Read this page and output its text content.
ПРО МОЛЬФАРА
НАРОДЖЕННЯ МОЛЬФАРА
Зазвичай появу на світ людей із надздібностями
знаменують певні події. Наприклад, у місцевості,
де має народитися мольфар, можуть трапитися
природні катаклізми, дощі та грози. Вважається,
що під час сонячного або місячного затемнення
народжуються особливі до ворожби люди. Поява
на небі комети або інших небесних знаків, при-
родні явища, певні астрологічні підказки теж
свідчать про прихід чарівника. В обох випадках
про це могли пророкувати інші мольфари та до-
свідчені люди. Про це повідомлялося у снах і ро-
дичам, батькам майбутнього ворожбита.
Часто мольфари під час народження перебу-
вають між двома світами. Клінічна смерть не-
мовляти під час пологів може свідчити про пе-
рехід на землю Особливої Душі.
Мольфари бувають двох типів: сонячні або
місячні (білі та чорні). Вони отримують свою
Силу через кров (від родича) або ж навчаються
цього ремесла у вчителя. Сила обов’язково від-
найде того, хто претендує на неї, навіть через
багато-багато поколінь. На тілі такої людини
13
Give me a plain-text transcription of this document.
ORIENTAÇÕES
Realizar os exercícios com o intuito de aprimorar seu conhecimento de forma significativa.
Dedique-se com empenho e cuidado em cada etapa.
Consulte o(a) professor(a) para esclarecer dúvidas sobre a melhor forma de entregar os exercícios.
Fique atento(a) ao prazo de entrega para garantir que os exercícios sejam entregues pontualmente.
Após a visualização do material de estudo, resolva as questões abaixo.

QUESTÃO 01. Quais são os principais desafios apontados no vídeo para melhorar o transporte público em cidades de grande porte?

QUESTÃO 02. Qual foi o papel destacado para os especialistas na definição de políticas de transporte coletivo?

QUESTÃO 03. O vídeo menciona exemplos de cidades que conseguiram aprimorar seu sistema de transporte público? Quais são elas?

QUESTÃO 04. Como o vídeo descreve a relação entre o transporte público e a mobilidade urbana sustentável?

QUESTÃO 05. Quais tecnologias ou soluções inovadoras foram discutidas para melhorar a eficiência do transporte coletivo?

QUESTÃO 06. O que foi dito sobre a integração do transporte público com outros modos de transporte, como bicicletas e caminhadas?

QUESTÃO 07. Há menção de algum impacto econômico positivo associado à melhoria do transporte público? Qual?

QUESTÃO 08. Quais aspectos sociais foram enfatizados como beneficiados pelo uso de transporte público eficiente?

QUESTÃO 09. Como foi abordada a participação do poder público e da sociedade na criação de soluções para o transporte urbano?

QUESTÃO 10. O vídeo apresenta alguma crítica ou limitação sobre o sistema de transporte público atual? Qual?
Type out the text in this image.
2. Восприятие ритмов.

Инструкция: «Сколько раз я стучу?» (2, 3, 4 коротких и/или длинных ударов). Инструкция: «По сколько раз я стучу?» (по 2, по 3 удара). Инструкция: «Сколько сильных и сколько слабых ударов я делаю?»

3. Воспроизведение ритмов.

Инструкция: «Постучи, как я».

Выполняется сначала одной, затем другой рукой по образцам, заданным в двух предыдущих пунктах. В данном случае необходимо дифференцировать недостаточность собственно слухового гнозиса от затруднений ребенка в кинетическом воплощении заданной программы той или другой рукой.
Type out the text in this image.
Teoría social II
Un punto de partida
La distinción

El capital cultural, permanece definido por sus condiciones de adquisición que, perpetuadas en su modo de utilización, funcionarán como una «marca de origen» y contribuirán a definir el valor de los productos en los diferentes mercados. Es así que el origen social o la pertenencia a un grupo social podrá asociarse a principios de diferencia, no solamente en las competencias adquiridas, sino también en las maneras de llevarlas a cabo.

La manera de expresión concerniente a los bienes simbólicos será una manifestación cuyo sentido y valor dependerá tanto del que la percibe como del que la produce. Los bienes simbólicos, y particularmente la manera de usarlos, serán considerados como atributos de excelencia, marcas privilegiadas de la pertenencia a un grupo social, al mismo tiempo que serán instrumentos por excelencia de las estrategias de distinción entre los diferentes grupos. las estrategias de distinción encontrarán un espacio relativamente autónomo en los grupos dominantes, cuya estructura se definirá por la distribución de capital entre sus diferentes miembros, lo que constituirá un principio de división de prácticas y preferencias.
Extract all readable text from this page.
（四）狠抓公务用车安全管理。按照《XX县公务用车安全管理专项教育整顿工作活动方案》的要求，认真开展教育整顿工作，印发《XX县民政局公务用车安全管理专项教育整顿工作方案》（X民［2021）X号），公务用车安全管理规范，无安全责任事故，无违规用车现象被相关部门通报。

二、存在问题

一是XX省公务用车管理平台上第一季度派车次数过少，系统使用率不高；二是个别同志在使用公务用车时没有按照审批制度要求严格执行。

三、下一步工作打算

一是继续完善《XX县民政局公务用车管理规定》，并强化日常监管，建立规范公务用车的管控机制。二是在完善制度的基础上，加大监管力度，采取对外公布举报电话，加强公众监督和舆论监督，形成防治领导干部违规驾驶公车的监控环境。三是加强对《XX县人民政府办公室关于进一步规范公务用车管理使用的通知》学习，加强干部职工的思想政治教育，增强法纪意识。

____________

Give exactly the lines from the one with "Extract all readable text from this page." to the end of the entries, nothing before them.

Extract all readable text from this page.
（四）狠抓公务用车安全管理。按照《XX县公务用车安全管理专项教育整顿工作活动方案》的要求，认真开展教育整顿工作，印发《XX县民政局公务用车安全管理专项教育整顿工作方案》（X民［2021）X号），公务用车安全管理规范，无安全责任事故，无违规用车现象被相关部门通报。

二、存在问题

一是XX省公务用车管理平台上第一季度派车次数过少，系统使用率不高；二是个别同志在使用公务用车时没有按照审批制度要求严格执行。

三、下一步工作打算

一是继续完善《XX县民政局公务用车管理规定》，并强化日常监管，建立规范公务用车的管控机制。二是在完善制度的基础上，加大监管力度，采取对外公布举报电话，加强公众监督和舆论监督，形成防治领导干部违规驾驶公车的监控环境。三是加强对《XX县人民政府办公室关于进一步规范公务用车管理使用的通知》学习，加强干部职工的思想政治教育，增强法纪意识。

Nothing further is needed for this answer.